GOAL ->
In the records that follow, locate every line with "ClimeChart" and extract it.

DATA FOR THIS TASK ->
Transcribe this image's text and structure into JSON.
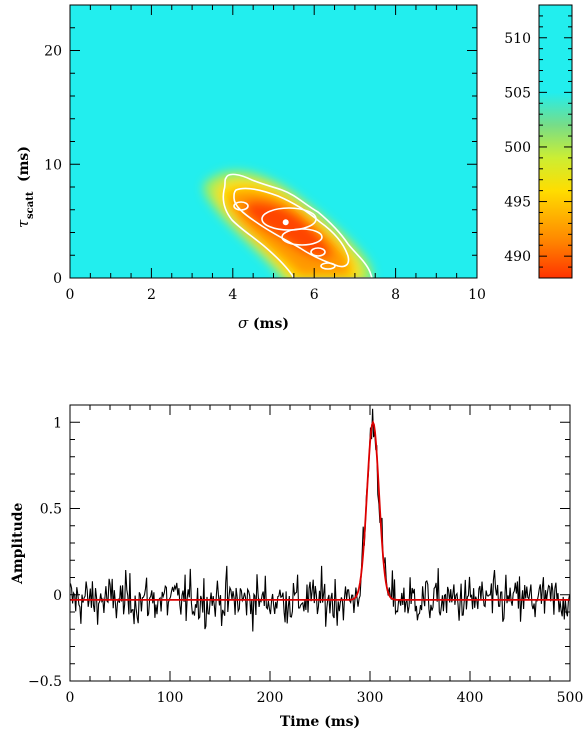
{
  "chart_data": [
    {
      "type": "heatmap",
      "xlabel": {
        "symbol": "σ",
        "unit": "(ms)"
      },
      "ylabel": {
        "symbol": "τ",
        "subscript": "scatt",
        "unit": "(ms)"
      },
      "xlim": [
        0,
        10
      ],
      "ylim": [
        0,
        24
      ],
      "x_ticks": [
        "0",
        "2",
        "4",
        "6",
        "8",
        "10"
      ],
      "y_ticks": [
        "0",
        "10",
        "20"
      ],
      "colorbar": {
        "range": [
          488,
          513
        ],
        "ticks": [
          "490",
          "495",
          "500",
          "505",
          "510"
        ],
        "colormap": [
          "#ff3300",
          "#ff8800",
          "#ffdd00",
          "#ccee33",
          "#77dd88",
          "#22eeee"
        ]
      },
      "minimum": {
        "sigma": 5.3,
        "tau": 4.9,
        "value": 488
      },
      "background_value": 512,
      "contours": 4
    },
    {
      "type": "line",
      "xlabel": "Time (ms)",
      "ylabel": "Amplitude",
      "xlim": [
        0,
        500
      ],
      "ylim": [
        -0.5,
        1.1
      ],
      "x_ticks": [
        "0",
        "100",
        "200",
        "300",
        "400",
        "500"
      ],
      "y_ticks": [
        "−0.5",
        "0",
        "0.5",
        "1"
      ],
      "series": [
        {
          "color": "#000000",
          "kind": "data",
          "baseline": -0.03,
          "noise_sigma": 0.13,
          "n": 480
        },
        {
          "color": "#dd0000",
          "kind": "model",
          "baseline": -0.03,
          "peak_time": 303,
          "peak_amplitude": 1.0,
          "sigma_ms": 6
        }
      ]
    }
  ]
}
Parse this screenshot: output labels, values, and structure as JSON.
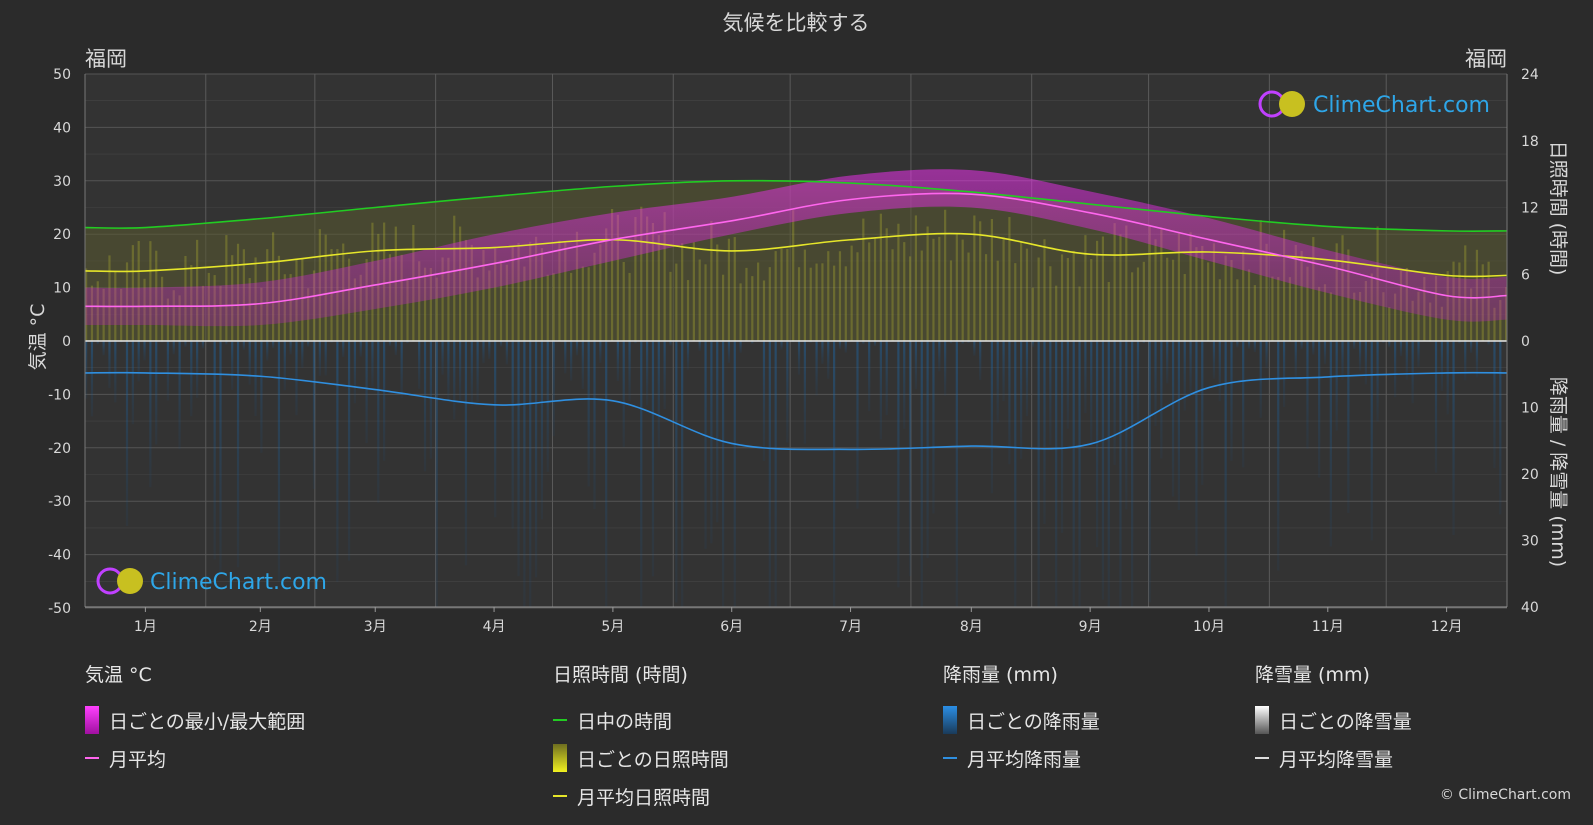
{
  "chart_data": {
    "type": "area",
    "title": "気候を比較する",
    "location_left": "福岡",
    "location_right": "福岡",
    "months": [
      "1月",
      "2月",
      "3月",
      "4月",
      "5月",
      "6月",
      "7月",
      "8月",
      "9月",
      "10月",
      "11月",
      "12月"
    ],
    "y_left": {
      "label": "気温 °C",
      "range": [
        -50,
        50
      ],
      "ticks": [
        50,
        40,
        30,
        20,
        10,
        0,
        -10,
        -20,
        -30,
        -40,
        -50
      ]
    },
    "y_right_top": {
      "label": "日照時間 (時間)",
      "range": [
        0,
        24
      ],
      "ticks": [
        24,
        18,
        12,
        6,
        0
      ]
    },
    "y_right_bottom": {
      "label": "降雨量 / 降雪量 (mm)",
      "range": [
        0,
        40
      ],
      "ticks": [
        10,
        20,
        30,
        40
      ]
    },
    "series": [
      {
        "name": "日中の時間",
        "unit": "時間",
        "color": "#22cc22",
        "values": [
          10.2,
          11.0,
          12.0,
          13.0,
          13.9,
          14.4,
          14.2,
          13.4,
          12.3,
          11.2,
          10.3,
          9.9
        ]
      },
      {
        "name": "月平均日照時間",
        "unit": "時間",
        "color": "#e6e62a",
        "values": [
          6.3,
          7.0,
          8.1,
          8.4,
          9.1,
          8.1,
          9.1,
          9.6,
          7.8,
          8.0,
          7.3,
          5.9
        ]
      },
      {
        "name": "月平均",
        "unit": "°C",
        "color": "#ff66ee",
        "values": [
          6.5,
          7.0,
          10.5,
          14.5,
          19.0,
          22.5,
          26.5,
          27.5,
          24.0,
          19.0,
          14.0,
          8.5
        ]
      },
      {
        "name": "月平均降雨量",
        "unit": "mm",
        "color": "#2f8fe0",
        "values": [
          4.8,
          5.3,
          7.3,
          9.6,
          9.0,
          15.4,
          16.3,
          15.8,
          15.5,
          7.0,
          5.4,
          4.8
        ]
      },
      {
        "name": "月平均降雪量",
        "unit": "mm",
        "color": "#dddddd",
        "values": [
          0,
          0,
          0,
          0,
          0,
          0,
          0,
          0,
          0,
          0,
          0,
          0
        ]
      }
    ],
    "daily_range_max": [
      10,
      11,
      15,
      20,
      24,
      27,
      31,
      32,
      28,
      23,
      17,
      12
    ],
    "daily_range_min": [
      3,
      3,
      6,
      10,
      15,
      20,
      24,
      25,
      21,
      15,
      9,
      4
    ],
    "grid": true,
    "colors": {
      "background": "#2b2b2b",
      "range": "#e020e0",
      "sunshine_daily": "#b8b830",
      "rain_daily": "#1a6fb8"
    }
  },
  "brand": {
    "name": "ClimeChart.com",
    "copyright": "© ClimeChart.com"
  },
  "legend": {
    "temperature": {
      "title": "気温 °C",
      "items": [
        "日ごとの最小/最大範囲",
        "月平均"
      ]
    },
    "sunshine": {
      "title": "日照時間 (時間)",
      "items": [
        "日中の時間",
        "日ごとの日照時間",
        "月平均日照時間"
      ]
    },
    "rain": {
      "title": "降雨量 (mm)",
      "items": [
        "日ごとの降雨量",
        "月平均降雨量"
      ]
    },
    "snow": {
      "title": "降雪量 (mm)",
      "items": [
        "日ごとの降雪量",
        "月平均降雪量"
      ]
    }
  }
}
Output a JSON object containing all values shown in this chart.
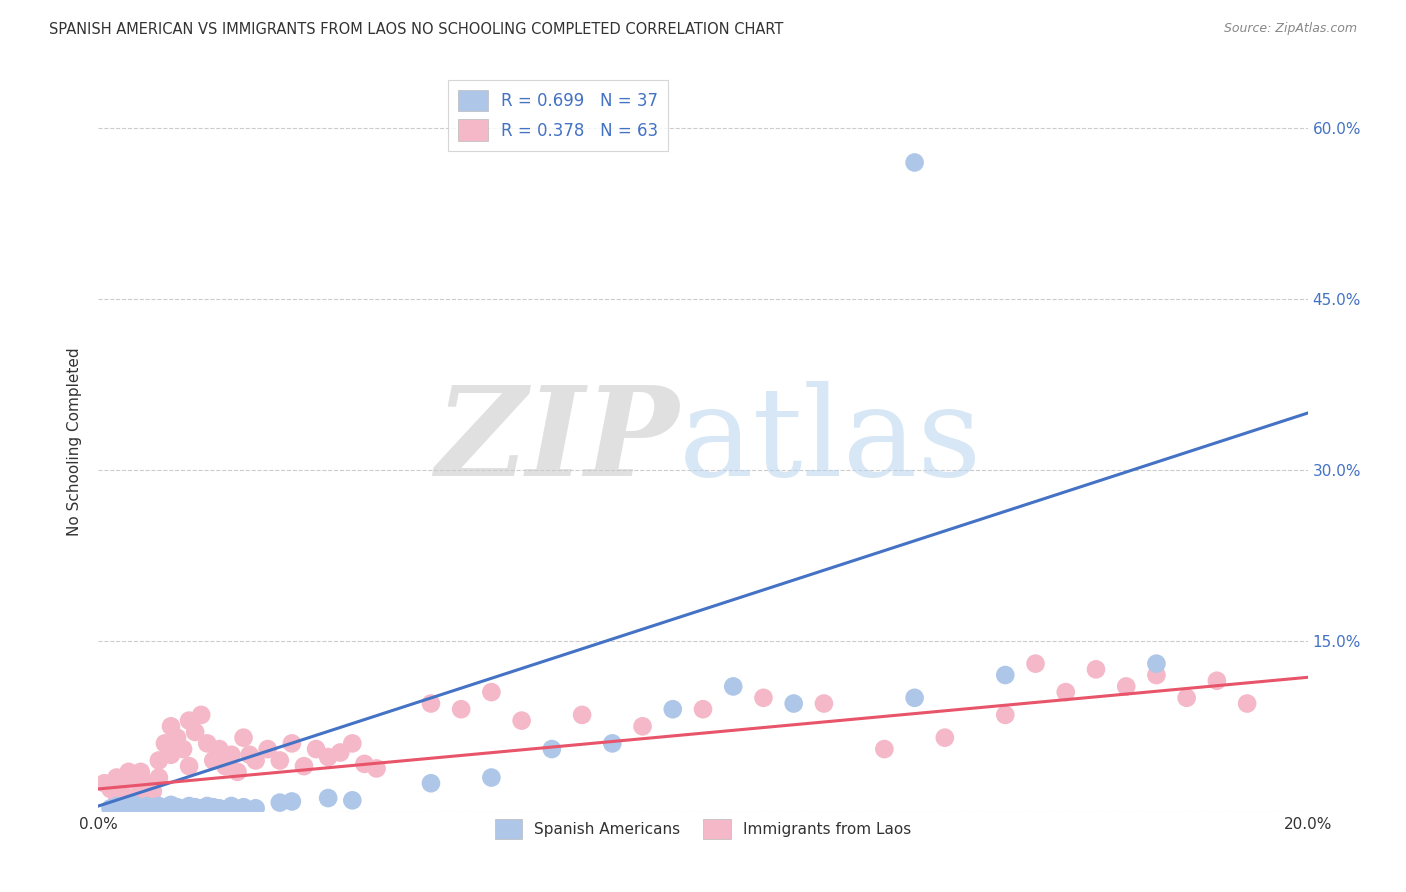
{
  "title": "SPANISH AMERICAN VS IMMIGRANTS FROM LAOS NO SCHOOLING COMPLETED CORRELATION CHART",
  "source": "Source: ZipAtlas.com",
  "ylabel": "No Schooling Completed",
  "xlim": [
    0.0,
    0.2
  ],
  "ylim": [
    0.0,
    0.65
  ],
  "series1_name": "Spanish Americans",
  "series1_color": "#aec6e8",
  "series1_edge_color": "#7aadd4",
  "series1_line_color": "#4472c4",
  "series1_R": 0.699,
  "series1_N": 37,
  "series2_name": "Immigrants from Laos",
  "series2_color": "#f4b8c8",
  "series2_edge_color": "#e899aa",
  "series2_line_color": "#e8546a",
  "series2_R": 0.378,
  "series2_N": 63,
  "background_color": "#ffffff",
  "grid_color": "#cccccc",
  "axis_label_color": "#4472c4",
  "blue_line_x0": 0.0,
  "blue_line_y0": 0.005,
  "blue_line_x1": 0.2,
  "blue_line_y1": 0.35,
  "pink_line_x0": 0.0,
  "pink_line_y0": 0.02,
  "pink_line_x1": 0.2,
  "pink_line_y1": 0.118,
  "scatter1_x": [
    0.002,
    0.003,
    0.004,
    0.005,
    0.006,
    0.007,
    0.008,
    0.009,
    0.01,
    0.011,
    0.012,
    0.013,
    0.014,
    0.015,
    0.016,
    0.017,
    0.018,
    0.019,
    0.02,
    0.022,
    0.024,
    0.026,
    0.03,
    0.032,
    0.038,
    0.042,
    0.055,
    0.065,
    0.075,
    0.085,
    0.095,
    0.105,
    0.115,
    0.135,
    0.15,
    0.175,
    0.135
  ],
  "scatter1_y": [
    0.003,
    0.005,
    0.002,
    0.004,
    0.006,
    0.003,
    0.005,
    0.004,
    0.005,
    0.003,
    0.006,
    0.004,
    0.003,
    0.005,
    0.004,
    0.003,
    0.005,
    0.004,
    0.003,
    0.005,
    0.004,
    0.003,
    0.008,
    0.009,
    0.012,
    0.01,
    0.025,
    0.03,
    0.055,
    0.06,
    0.09,
    0.11,
    0.095,
    0.1,
    0.12,
    0.13,
    0.57
  ],
  "scatter2_x": [
    0.001,
    0.002,
    0.003,
    0.003,
    0.004,
    0.005,
    0.005,
    0.006,
    0.007,
    0.007,
    0.008,
    0.009,
    0.01,
    0.01,
    0.011,
    0.012,
    0.012,
    0.013,
    0.014,
    0.015,
    0.015,
    0.016,
    0.017,
    0.018,
    0.019,
    0.02,
    0.021,
    0.022,
    0.023,
    0.024,
    0.025,
    0.026,
    0.028,
    0.03,
    0.032,
    0.034,
    0.036,
    0.038,
    0.04,
    0.042,
    0.044,
    0.046,
    0.055,
    0.06,
    0.065,
    0.07,
    0.08,
    0.09,
    0.1,
    0.11,
    0.12,
    0.13,
    0.14,
    0.15,
    0.16,
    0.17,
    0.175,
    0.18,
    0.185,
    0.19,
    0.155,
    0.165,
    0.005
  ],
  "scatter2_y": [
    0.025,
    0.02,
    0.03,
    0.015,
    0.025,
    0.035,
    0.012,
    0.028,
    0.02,
    0.035,
    0.025,
    0.018,
    0.03,
    0.045,
    0.06,
    0.05,
    0.075,
    0.065,
    0.055,
    0.08,
    0.04,
    0.07,
    0.085,
    0.06,
    0.045,
    0.055,
    0.04,
    0.05,
    0.035,
    0.065,
    0.05,
    0.045,
    0.055,
    0.045,
    0.06,
    0.04,
    0.055,
    0.048,
    0.052,
    0.06,
    0.042,
    0.038,
    0.095,
    0.09,
    0.105,
    0.08,
    0.085,
    0.075,
    0.09,
    0.1,
    0.095,
    0.055,
    0.065,
    0.085,
    0.105,
    0.11,
    0.12,
    0.1,
    0.115,
    0.095,
    0.13,
    0.125,
    0.005
  ]
}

CORRECT RESULT ->
    "name": "ClimeChart.com",
    "copyright": "© ClimeChart.com"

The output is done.